- _Requirements_
Check each line for the string "name" and give only the count of lines that have it.

Dataset records
☆ ☆ ☆ ☆ ☆
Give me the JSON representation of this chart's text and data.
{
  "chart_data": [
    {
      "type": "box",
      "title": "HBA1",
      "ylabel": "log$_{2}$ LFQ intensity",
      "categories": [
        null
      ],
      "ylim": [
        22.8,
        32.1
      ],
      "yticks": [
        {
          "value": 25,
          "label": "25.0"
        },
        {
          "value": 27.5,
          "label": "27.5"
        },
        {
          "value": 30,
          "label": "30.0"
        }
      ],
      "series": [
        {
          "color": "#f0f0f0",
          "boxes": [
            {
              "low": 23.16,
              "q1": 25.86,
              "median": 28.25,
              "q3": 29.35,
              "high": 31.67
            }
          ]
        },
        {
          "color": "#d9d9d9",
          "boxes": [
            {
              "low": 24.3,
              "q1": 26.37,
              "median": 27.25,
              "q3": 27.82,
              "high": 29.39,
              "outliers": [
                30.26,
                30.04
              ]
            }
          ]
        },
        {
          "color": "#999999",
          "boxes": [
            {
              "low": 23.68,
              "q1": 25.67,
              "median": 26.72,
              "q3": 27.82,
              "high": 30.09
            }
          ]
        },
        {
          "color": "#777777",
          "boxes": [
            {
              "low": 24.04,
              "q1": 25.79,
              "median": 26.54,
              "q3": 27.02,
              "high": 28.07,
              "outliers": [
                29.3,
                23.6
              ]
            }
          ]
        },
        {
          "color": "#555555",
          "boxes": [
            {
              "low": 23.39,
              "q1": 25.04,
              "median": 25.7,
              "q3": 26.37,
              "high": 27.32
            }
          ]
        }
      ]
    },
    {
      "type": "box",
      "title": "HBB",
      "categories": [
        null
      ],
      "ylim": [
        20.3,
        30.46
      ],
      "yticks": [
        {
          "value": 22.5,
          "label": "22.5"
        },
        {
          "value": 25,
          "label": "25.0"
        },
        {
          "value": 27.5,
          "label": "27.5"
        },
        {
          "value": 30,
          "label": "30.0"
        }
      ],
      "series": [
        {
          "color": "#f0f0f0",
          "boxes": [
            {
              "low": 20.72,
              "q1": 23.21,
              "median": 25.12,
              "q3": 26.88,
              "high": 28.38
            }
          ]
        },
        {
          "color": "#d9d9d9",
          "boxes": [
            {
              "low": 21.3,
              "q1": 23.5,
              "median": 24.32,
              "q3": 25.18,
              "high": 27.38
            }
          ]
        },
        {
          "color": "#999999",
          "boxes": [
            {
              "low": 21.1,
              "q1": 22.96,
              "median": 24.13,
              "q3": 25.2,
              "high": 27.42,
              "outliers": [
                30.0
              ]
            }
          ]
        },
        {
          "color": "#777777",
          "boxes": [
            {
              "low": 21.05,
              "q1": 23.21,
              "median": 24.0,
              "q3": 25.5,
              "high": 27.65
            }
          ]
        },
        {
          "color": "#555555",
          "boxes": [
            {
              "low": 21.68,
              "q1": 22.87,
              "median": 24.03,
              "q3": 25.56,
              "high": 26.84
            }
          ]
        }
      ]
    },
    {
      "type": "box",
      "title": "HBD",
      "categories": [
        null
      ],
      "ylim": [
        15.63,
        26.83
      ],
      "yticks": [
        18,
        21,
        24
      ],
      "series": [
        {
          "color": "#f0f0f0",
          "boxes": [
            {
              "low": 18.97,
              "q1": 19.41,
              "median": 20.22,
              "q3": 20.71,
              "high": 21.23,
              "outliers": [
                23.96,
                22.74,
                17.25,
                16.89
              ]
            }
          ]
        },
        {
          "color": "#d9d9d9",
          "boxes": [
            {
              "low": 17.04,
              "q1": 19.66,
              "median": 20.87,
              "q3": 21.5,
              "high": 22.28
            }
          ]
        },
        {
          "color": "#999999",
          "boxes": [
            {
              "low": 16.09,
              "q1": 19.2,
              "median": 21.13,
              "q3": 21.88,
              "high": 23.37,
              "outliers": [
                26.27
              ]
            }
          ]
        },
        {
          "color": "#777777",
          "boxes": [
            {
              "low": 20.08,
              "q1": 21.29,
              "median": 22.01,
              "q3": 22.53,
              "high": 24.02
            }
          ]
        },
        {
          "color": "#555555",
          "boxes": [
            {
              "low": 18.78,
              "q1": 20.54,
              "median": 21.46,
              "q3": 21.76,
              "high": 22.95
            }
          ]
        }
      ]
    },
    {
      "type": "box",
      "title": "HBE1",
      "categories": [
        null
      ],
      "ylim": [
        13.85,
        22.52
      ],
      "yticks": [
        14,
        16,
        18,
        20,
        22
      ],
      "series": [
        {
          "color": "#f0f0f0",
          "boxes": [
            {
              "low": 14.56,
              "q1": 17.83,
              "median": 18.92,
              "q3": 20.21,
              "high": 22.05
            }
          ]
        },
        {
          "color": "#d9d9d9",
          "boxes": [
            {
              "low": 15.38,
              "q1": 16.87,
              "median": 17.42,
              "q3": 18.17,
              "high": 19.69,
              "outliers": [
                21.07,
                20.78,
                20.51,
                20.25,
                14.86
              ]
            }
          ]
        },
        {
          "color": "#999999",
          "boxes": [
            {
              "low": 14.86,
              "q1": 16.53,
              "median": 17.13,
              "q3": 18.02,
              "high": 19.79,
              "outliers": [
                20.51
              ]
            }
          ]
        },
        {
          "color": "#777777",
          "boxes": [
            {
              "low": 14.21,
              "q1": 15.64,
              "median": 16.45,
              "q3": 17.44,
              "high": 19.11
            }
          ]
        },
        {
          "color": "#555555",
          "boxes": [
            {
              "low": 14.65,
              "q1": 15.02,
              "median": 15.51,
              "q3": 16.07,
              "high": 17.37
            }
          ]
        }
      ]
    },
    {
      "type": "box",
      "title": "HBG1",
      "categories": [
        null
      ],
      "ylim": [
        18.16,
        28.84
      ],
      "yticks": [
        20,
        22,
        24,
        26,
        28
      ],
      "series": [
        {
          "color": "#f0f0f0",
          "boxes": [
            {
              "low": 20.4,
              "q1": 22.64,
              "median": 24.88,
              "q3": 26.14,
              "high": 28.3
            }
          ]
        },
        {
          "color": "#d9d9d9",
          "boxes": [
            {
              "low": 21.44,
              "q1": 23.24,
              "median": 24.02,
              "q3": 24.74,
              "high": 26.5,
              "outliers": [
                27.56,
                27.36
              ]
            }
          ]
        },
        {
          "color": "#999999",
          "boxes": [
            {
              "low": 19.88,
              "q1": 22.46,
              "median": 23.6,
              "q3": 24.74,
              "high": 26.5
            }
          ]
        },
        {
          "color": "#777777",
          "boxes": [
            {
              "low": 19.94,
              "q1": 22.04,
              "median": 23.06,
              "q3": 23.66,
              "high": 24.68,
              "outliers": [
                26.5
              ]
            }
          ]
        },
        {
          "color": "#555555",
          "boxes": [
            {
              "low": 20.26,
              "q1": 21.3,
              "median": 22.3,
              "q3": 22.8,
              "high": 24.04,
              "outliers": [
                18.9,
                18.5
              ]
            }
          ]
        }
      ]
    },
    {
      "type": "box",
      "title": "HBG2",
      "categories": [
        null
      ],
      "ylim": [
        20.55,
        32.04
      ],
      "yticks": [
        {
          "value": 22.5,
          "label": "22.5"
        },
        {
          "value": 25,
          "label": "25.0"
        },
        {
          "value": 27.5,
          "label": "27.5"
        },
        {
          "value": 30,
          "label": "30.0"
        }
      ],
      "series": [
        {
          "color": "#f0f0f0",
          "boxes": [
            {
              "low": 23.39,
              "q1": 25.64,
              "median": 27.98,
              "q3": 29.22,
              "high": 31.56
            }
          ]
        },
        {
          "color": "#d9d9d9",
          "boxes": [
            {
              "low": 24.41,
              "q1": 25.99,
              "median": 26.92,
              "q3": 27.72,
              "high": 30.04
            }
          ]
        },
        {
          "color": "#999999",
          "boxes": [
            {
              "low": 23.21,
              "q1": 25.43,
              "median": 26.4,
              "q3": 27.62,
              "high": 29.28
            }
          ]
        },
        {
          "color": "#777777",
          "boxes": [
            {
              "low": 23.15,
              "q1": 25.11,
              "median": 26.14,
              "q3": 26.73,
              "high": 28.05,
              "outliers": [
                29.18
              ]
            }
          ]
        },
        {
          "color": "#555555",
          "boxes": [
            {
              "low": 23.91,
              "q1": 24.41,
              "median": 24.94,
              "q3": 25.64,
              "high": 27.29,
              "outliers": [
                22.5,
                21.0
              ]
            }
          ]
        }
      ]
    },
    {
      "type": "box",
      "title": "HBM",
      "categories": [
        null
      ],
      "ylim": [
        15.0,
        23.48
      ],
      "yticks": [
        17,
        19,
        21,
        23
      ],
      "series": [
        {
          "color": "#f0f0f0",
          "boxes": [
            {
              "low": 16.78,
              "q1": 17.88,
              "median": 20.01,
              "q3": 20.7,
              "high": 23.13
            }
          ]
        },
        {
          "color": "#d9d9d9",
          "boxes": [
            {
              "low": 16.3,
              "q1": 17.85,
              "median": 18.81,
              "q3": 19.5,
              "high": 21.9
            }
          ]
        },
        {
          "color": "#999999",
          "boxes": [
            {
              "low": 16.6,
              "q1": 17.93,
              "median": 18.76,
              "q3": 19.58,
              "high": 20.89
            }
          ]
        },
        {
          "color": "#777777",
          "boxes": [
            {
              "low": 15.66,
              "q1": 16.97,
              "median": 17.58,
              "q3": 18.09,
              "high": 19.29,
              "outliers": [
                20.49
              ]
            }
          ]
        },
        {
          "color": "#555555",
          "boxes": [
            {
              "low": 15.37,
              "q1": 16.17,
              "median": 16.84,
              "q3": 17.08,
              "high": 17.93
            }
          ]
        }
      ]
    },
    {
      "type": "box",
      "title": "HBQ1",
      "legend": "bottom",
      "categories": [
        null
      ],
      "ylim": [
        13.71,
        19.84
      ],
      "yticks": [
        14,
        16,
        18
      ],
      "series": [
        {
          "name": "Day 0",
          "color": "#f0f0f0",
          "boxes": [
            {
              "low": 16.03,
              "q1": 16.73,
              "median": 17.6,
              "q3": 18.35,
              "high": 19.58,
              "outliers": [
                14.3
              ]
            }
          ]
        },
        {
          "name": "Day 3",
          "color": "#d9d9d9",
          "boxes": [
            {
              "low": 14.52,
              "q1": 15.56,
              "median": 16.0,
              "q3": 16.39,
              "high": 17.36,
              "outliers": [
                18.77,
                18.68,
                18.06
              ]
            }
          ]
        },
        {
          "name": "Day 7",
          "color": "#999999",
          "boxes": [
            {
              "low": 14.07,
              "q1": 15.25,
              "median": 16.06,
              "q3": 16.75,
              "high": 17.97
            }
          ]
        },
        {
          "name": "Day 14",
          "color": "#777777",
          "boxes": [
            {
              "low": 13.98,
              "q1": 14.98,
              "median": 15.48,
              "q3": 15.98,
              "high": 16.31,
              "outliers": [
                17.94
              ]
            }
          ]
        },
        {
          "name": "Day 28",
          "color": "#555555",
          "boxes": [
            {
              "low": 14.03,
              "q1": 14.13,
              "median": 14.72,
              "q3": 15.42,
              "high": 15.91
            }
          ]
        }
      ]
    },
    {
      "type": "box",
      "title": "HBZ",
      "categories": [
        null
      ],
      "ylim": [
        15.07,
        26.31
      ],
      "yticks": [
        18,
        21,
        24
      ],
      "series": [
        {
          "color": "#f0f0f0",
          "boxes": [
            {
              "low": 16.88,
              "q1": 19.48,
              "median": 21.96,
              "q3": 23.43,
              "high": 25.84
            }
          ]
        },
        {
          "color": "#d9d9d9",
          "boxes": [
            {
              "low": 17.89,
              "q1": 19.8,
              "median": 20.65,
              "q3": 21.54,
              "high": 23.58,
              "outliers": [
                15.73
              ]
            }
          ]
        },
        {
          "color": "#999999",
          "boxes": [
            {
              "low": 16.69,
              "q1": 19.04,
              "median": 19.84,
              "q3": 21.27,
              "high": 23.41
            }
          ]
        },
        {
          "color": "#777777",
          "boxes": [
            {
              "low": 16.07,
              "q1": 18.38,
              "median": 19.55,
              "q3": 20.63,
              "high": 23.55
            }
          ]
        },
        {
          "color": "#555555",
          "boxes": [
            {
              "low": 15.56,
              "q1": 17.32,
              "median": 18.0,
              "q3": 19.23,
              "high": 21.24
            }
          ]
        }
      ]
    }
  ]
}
☆ ☆ ☆ ☆ ☆
- _Full response_
5